Instructions for the task
Show all lines holding the string "necessita".
----------
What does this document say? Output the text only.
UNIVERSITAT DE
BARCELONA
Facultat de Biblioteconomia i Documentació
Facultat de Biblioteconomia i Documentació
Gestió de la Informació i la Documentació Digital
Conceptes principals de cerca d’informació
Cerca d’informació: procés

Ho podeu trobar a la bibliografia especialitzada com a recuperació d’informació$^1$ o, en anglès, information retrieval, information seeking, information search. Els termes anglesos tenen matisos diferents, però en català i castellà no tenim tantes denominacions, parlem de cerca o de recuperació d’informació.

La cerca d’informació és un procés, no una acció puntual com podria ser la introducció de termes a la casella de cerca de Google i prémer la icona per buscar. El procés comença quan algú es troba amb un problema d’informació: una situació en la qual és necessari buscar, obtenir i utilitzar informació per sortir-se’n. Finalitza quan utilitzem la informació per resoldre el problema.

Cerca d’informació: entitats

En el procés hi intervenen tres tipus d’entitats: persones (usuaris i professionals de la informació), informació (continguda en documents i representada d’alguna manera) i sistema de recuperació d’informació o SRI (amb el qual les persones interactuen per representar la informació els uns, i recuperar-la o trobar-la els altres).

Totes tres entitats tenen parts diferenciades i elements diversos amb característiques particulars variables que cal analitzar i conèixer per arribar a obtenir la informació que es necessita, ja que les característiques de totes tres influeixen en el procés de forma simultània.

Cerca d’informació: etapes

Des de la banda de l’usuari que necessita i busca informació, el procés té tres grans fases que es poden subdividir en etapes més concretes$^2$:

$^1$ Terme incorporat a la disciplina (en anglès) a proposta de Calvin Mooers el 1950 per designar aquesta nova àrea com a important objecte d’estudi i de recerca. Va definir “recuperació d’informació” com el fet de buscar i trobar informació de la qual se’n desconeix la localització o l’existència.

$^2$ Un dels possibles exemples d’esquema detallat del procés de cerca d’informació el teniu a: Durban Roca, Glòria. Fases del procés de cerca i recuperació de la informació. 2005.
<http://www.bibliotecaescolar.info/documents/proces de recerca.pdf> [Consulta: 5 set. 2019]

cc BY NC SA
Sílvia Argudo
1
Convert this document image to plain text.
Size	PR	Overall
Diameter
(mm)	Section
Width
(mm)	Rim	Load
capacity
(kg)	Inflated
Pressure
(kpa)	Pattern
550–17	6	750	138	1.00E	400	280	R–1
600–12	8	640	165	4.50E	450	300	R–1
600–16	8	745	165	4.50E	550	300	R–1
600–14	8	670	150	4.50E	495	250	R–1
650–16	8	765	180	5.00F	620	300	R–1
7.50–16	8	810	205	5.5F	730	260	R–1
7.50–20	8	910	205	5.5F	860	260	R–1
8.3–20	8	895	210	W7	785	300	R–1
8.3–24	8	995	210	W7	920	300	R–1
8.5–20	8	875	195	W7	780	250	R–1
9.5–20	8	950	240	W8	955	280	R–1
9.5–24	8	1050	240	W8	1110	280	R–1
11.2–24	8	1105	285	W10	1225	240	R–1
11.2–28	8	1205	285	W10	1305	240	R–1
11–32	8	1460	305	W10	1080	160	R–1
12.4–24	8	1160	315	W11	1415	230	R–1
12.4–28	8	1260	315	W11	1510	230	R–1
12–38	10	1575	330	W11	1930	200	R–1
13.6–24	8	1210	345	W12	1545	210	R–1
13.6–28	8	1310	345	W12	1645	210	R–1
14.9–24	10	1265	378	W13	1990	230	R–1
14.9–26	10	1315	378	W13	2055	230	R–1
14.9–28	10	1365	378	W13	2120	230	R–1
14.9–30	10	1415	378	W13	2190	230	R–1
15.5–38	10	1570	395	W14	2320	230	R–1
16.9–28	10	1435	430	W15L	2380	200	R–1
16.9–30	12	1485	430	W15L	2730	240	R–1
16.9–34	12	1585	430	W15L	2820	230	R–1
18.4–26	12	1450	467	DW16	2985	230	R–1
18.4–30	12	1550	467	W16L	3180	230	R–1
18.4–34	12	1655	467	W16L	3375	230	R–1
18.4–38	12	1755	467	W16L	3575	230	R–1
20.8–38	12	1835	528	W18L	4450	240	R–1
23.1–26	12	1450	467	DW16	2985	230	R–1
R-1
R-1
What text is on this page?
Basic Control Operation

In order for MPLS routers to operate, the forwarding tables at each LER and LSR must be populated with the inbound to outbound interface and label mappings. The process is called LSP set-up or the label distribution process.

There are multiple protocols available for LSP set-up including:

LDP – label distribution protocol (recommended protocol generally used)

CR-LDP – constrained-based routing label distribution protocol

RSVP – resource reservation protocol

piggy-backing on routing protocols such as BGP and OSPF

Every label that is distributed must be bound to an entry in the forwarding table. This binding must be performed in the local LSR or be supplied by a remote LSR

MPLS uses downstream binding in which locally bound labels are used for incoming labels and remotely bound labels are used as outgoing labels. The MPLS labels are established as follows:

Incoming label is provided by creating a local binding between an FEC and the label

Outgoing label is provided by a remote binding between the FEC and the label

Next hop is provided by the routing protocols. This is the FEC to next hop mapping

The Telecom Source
----------
Right answer
Totes tres entitats tenen parts diferenciades i elements diversos amb característiques particulars variables que cal analitzar i conèixer per arribar a obtenir la informació que es necessita, ja que les característiques de totes tres influeixen en el procés de forma simultània.
Des de la banda de l’usuari que necessita i busca informació, el procés té tres grans fases que es poden subdividir en etapes més concretes$^2$:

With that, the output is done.